TASK OBJECTIVE ::
Output the entries word for word. Omit images.
* begin THE RECORDS *
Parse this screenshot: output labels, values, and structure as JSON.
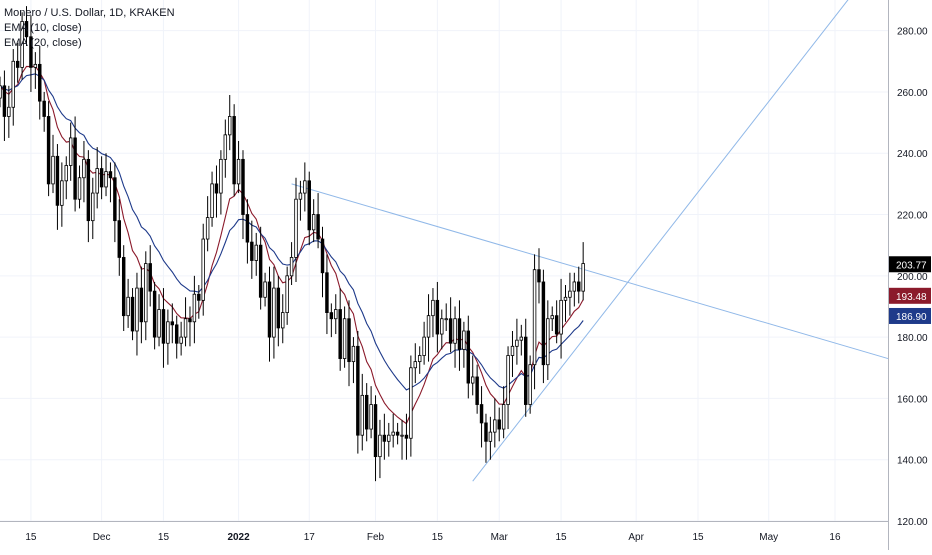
{
  "chart_data": {
    "type": "candlestick",
    "title": "Monero / U.S. Dollar, 1D, KRAKEN",
    "indicators": [
      {
        "name": "EMA (10, close)",
        "color": "#8B1A2B",
        "last": 193.48
      },
      {
        "name": "EMA (20, close)",
        "color": "#1E3A8A",
        "last": 186.9
      }
    ],
    "last_price": 203.77,
    "ylim": [
      120,
      290
    ],
    "y_ticks": [
      120,
      140,
      160,
      180,
      200,
      220,
      240,
      260,
      280
    ],
    "x_ticks": [
      "15",
      "Dec",
      "15",
      "2022",
      "17",
      "Feb",
      "15",
      "Mar",
      "15",
      "Apr",
      "15",
      "May",
      "16"
    ],
    "x_tick_days": [
      -47,
      -31,
      -17,
      0,
      16,
      31,
      45,
      59,
      73,
      90,
      104,
      120,
      135
    ],
    "x_range_days": [
      -54,
      147
    ],
    "price_label_colors": {
      "last": "#000000",
      "ema10": "#8B1A2B",
      "ema20": "#1E3A8A"
    },
    "trendlines": [
      {
        "color": "#90B8E8",
        "from": {
          "day": 12,
          "price": 230
        },
        "to": {
          "day": 147,
          "price": 173
        }
      },
      {
        "color": "#90B8E8",
        "from": {
          "day": 53,
          "price": 133
        },
        "to": {
          "day": 139,
          "price": 292
        }
      }
    ],
    "candles": {
      "start_day": -54,
      "close": [
        262,
        252,
        255,
        270,
        268,
        283,
        278,
        268,
        269,
        257,
        252,
        230,
        239,
        223,
        231,
        236,
        245,
        225,
        232,
        238,
        218,
        227,
        235,
        229,
        234,
        232,
        218,
        206,
        187,
        193,
        182,
        196,
        185,
        204,
        195,
        180,
        189,
        178,
        185,
        184,
        178,
        180,
        186,
        185,
        194,
        192,
        212,
        219,
        230,
        227,
        238,
        246,
        252,
        230,
        238,
        220,
        211,
        205,
        210,
        193,
        198,
        180,
        196,
        183,
        188,
        200,
        206,
        225,
        227,
        231,
        215,
        220,
        212,
        201,
        188,
        186,
        189,
        173,
        186,
        172,
        177,
        148,
        161,
        150,
        158,
        141,
        148,
        146,
        148,
        149,
        148,
        148,
        147,
        170,
        172,
        174,
        180,
        187,
        192,
        181,
        186,
        186,
        178,
        186,
        176,
        182,
        165,
        167,
        158,
        152,
        146,
        149,
        153,
        150,
        158,
        174,
        177,
        179,
        180,
        158,
        171,
        202,
        198,
        171,
        186,
        187,
        181,
        192,
        193,
        195,
        198,
        195,
        204
      ]
    }
  }
}
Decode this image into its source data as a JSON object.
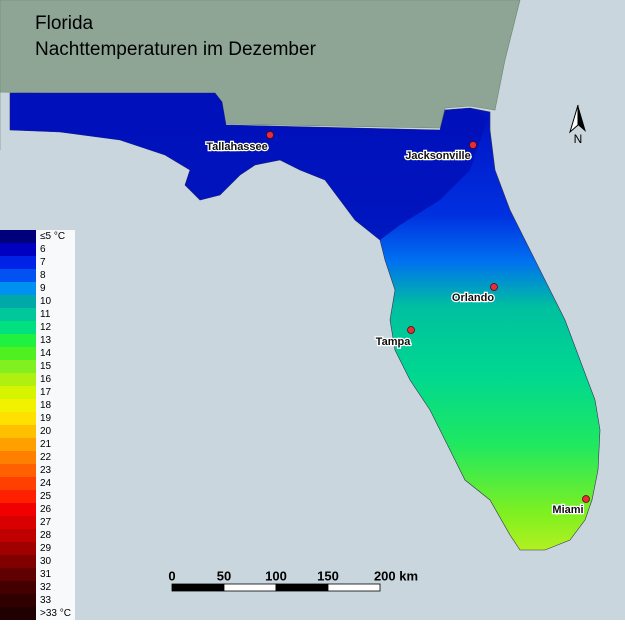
{
  "header": {
    "title_line1": "Florida",
    "title_line2": "Nachttemperaturen im Dezember"
  },
  "legend": {
    "items": [
      {
        "label": "≤5 °C",
        "color": "#00007a"
      },
      {
        "label": "6",
        "color": "#0000c0"
      },
      {
        "label": "7",
        "color": "#0022e6"
      },
      {
        "label": "8",
        "color": "#0052f2"
      },
      {
        "label": "9",
        "color": "#0090f0"
      },
      {
        "label": "10",
        "color": "#00a8a8"
      },
      {
        "label": "11",
        "color": "#00c89c"
      },
      {
        "label": "12",
        "color": "#00e080"
      },
      {
        "label": "13",
        "color": "#20f040"
      },
      {
        "label": "14",
        "color": "#50f020"
      },
      {
        "label": "15",
        "color": "#80f020"
      },
      {
        "label": "16",
        "color": "#b0f010"
      },
      {
        "label": "17",
        "color": "#d4f400"
      },
      {
        "label": "18",
        "color": "#f2f200"
      },
      {
        "label": "19",
        "color": "#ffe000"
      },
      {
        "label": "20",
        "color": "#ffc000"
      },
      {
        "label": "21",
        "color": "#ffa000"
      },
      {
        "label": "22",
        "color": "#ff8000"
      },
      {
        "label": "23",
        "color": "#ff6000"
      },
      {
        "label": "24",
        "color": "#ff4000"
      },
      {
        "label": "25",
        "color": "#ff2000"
      },
      {
        "label": "26",
        "color": "#f00000"
      },
      {
        "label": "27",
        "color": "#d80000"
      },
      {
        "label": "28",
        "color": "#c00000"
      },
      {
        "label": "29",
        "color": "#a00000"
      },
      {
        "label": "30",
        "color": "#800000"
      },
      {
        "label": "31",
        "color": "#600000"
      },
      {
        "label": "32",
        "color": "#440000"
      },
      {
        "label": "33",
        "color": "#300000"
      },
      {
        "label": ">33 °C",
        "color": "#200000"
      }
    ]
  },
  "cities": [
    {
      "name": "Tallahassee"
    },
    {
      "name": "Jacksonville"
    },
    {
      "name": "Orlando"
    },
    {
      "name": "Tampa"
    },
    {
      "name": "Miami"
    }
  ],
  "scale_bar": {
    "labels": [
      "0",
      "50",
      "100",
      "150",
      "200 km"
    ]
  },
  "north_arrow": {
    "label": "N"
  }
}
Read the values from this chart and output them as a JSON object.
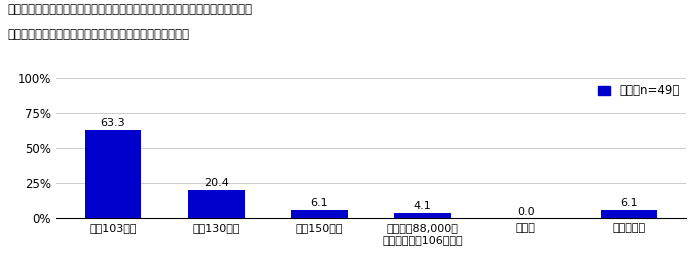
{
  "title_line1": "配偶者が労働時間の調整をするにあたって意識している収入［複数回答形式］",
  "title_line2": "対象：配偶者が労働時間を一定に抑える調整をしている人",
  "categories": [
    "年収103万円",
    "年収130万円",
    "年収150万円",
    "月額賃金88,000円\n（年収換算約106万円）",
    "その他",
    "わからない"
  ],
  "values": [
    63.3,
    20.4,
    6.1,
    4.1,
    0.0,
    6.1
  ],
  "bar_color": "#0000cc",
  "ylim": [
    0,
    100
  ],
  "yticks": [
    0,
    25,
    50,
    75,
    100
  ],
  "ytick_labels": [
    "0%",
    "25%",
    "50%",
    "75%",
    "100%"
  ],
  "legend_label": "全体［n=49］",
  "legend_color": "#0000cc",
  "value_fontsize": 8.0,
  "xlabel_fontsize": 8.0,
  "title_fontsize1": 8.5,
  "title_fontsize2": 8.5,
  "ytick_fontsize": 8.5,
  "background_color": "#ffffff",
  "grid_color": "#cccccc"
}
* end THE RECORDS *
SOLUTION TO THIS TASK ::
Parse this screenshot: output labels, values, and structure as JSON.
{
  "chart_data": {
    "type": "candlestick",
    "title": "Monero / U.S. Dollar, 1D, KRAKEN",
    "indicators": [
      {
        "name": "EMA (10, close)",
        "color": "#8B1A2B",
        "last": 193.48
      },
      {
        "name": "EMA (20, close)",
        "color": "#1E3A8A",
        "last": 186.9
      }
    ],
    "last_price": 203.77,
    "ylim": [
      120,
      290
    ],
    "y_ticks": [
      120,
      140,
      160,
      180,
      200,
      220,
      240,
      260,
      280
    ],
    "x_ticks": [
      "15",
      "Dec",
      "15",
      "2022",
      "17",
      "Feb",
      "15",
      "Mar",
      "15",
      "Apr",
      "15",
      "May",
      "16"
    ],
    "x_tick_days": [
      -47,
      -31,
      -17,
      0,
      16,
      31,
      45,
      59,
      73,
      90,
      104,
      120,
      135
    ],
    "x_range_days": [
      -54,
      147
    ],
    "price_label_colors": {
      "last": "#000000",
      "ema10": "#8B1A2B",
      "ema20": "#1E3A8A"
    },
    "trendlines": [
      {
        "color": "#90B8E8",
        "from": {
          "day": 12,
          "price": 230
        },
        "to": {
          "day": 147,
          "price": 173
        }
      },
      {
        "color": "#90B8E8",
        "from": {
          "day": 53,
          "price": 133
        },
        "to": {
          "day": 139,
          "price": 292
        }
      }
    ],
    "candles": {
      "start_day": -54,
      "close": [
        262,
        252,
        255,
        270,
        268,
        283,
        278,
        268,
        269,
        257,
        252,
        230,
        239,
        223,
        231,
        236,
        245,
        225,
        232,
        238,
        218,
        227,
        235,
        229,
        234,
        232,
        218,
        206,
        187,
        193,
        182,
        196,
        185,
        204,
        195,
        180,
        189,
        178,
        185,
        184,
        178,
        180,
        186,
        185,
        194,
        192,
        212,
        219,
        230,
        227,
        238,
        246,
        252,
        230,
        238,
        220,
        211,
        205,
        210,
        193,
        198,
        180,
        196,
        183,
        188,
        200,
        206,
        225,
        227,
        231,
        215,
        220,
        212,
        201,
        188,
        186,
        189,
        173,
        186,
        172,
        177,
        148,
        161,
        150,
        158,
        141,
        148,
        146,
        148,
        149,
        148,
        148,
        147,
        170,
        172,
        174,
        180,
        187,
        192,
        181,
        186,
        186,
        178,
        186,
        176,
        182,
        165,
        167,
        158,
        152,
        146,
        149,
        153,
        150,
        158,
        174,
        177,
        179,
        180,
        158,
        171,
        202,
        198,
        171,
        186,
        187,
        181,
        192,
        193,
        195,
        198,
        195,
        204
      ]
    }
  }
}
Decode this image into its source data as a JSON object.
{
  "header": {
    "title_line1": "Florida",
    "title_line2": "Nachttemperaturen im Dezember"
  },
  "legend": {
    "items": [
      {
        "label": "≤5 °C",
        "color": "#00007a"
      },
      {
        "label": "6",
        "color": "#0000c0"
      },
      {
        "label": "7",
        "color": "#0022e6"
      },
      {
        "label": "8",
        "color": "#0052f2"
      },
      {
        "label": "9",
        "color": "#0090f0"
      },
      {
        "label": "10",
        "color": "#00a8a8"
      },
      {
        "label": "11",
        "color": "#00c89c"
      },
      {
        "label": "12",
        "color": "#00e080"
      },
      {
        "label": "13",
        "color": "#20f040"
      },
      {
        "label": "14",
        "color": "#50f020"
      },
      {
        "label": "15",
        "color": "#80f020"
      },
      {
        "label": "16",
        "color": "#b0f010"
      },
      {
        "label": "17",
        "color": "#d4f400"
      },
      {
        "label": "18",
        "color": "#f2f200"
      },
      {
        "label": "19",
        "color": "#ffe000"
      },
      {
        "label": "20",
        "color": "#ffc000"
      },
      {
        "label": "21",
        "color": "#ffa000"
      },
      {
        "label": "22",
        "color": "#ff8000"
      },
      {
        "label": "23",
        "color": "#ff6000"
      },
      {
        "label": "24",
        "color": "#ff4000"
      },
      {
        "label": "25",
        "color": "#ff2000"
      },
      {
        "label": "26",
        "color": "#f00000"
      },
      {
        "label": "27",
        "color": "#d80000"
      },
      {
        "label": "28",
        "color": "#c00000"
      },
      {
        "label": "29",
        "color": "#a00000"
      },
      {
        "label": "30",
        "color": "#800000"
      },
      {
        "label": "31",
        "color": "#600000"
      },
      {
        "label": "32",
        "color": "#440000"
      },
      {
        "label": "33",
        "color": "#300000"
      },
      {
        "label": ">33 °C",
        "color": "#200000"
      }
    ]
  },
  "cities": [
    {
      "name": "Tallahassee"
    },
    {
      "name": "Jacksonville"
    },
    {
      "name": "Orlando"
    },
    {
      "name": "Tampa"
    },
    {
      "name": "Miami"
    }
  ],
  "scale_bar": {
    "labels": [
      "0",
      "50",
      "100",
      "150",
      "200 km"
    ]
  },
  "north_arrow": {
    "label": "N"
  }
}
Read the values from this chart and output them as a JSON object.
{
  "title_line1": "配偶者が労働時間の調整をするにあたって意識している収入［複数回答形式］",
  "title_line2": "対象：配偶者が労働時間を一定に抑える調整をしている人",
  "categories": [
    "年収103万円",
    "年収130万円",
    "年収150万円",
    "月額賃金88,000円\n（年収換算約106万円）",
    "その他",
    "わからない"
  ],
  "values": [
    63.3,
    20.4,
    6.1,
    4.1,
    0.0,
    6.1
  ],
  "bar_color": "#0000cc",
  "ylim": [
    0,
    100
  ],
  "yticks": [
    0,
    25,
    50,
    75,
    100
  ],
  "ytick_labels": [
    "0%",
    "25%",
    "50%",
    "75%",
    "100%"
  ],
  "legend_label": "全体［n=49］",
  "legend_color": "#0000cc",
  "value_fontsize": 8.0,
  "xlabel_fontsize": 8.0,
  "title_fontsize1": 8.5,
  "title_fontsize2": 8.5,
  "ytick_fontsize": 8.5,
  "background_color": "#ffffff",
  "grid_color": "#cccccc"
}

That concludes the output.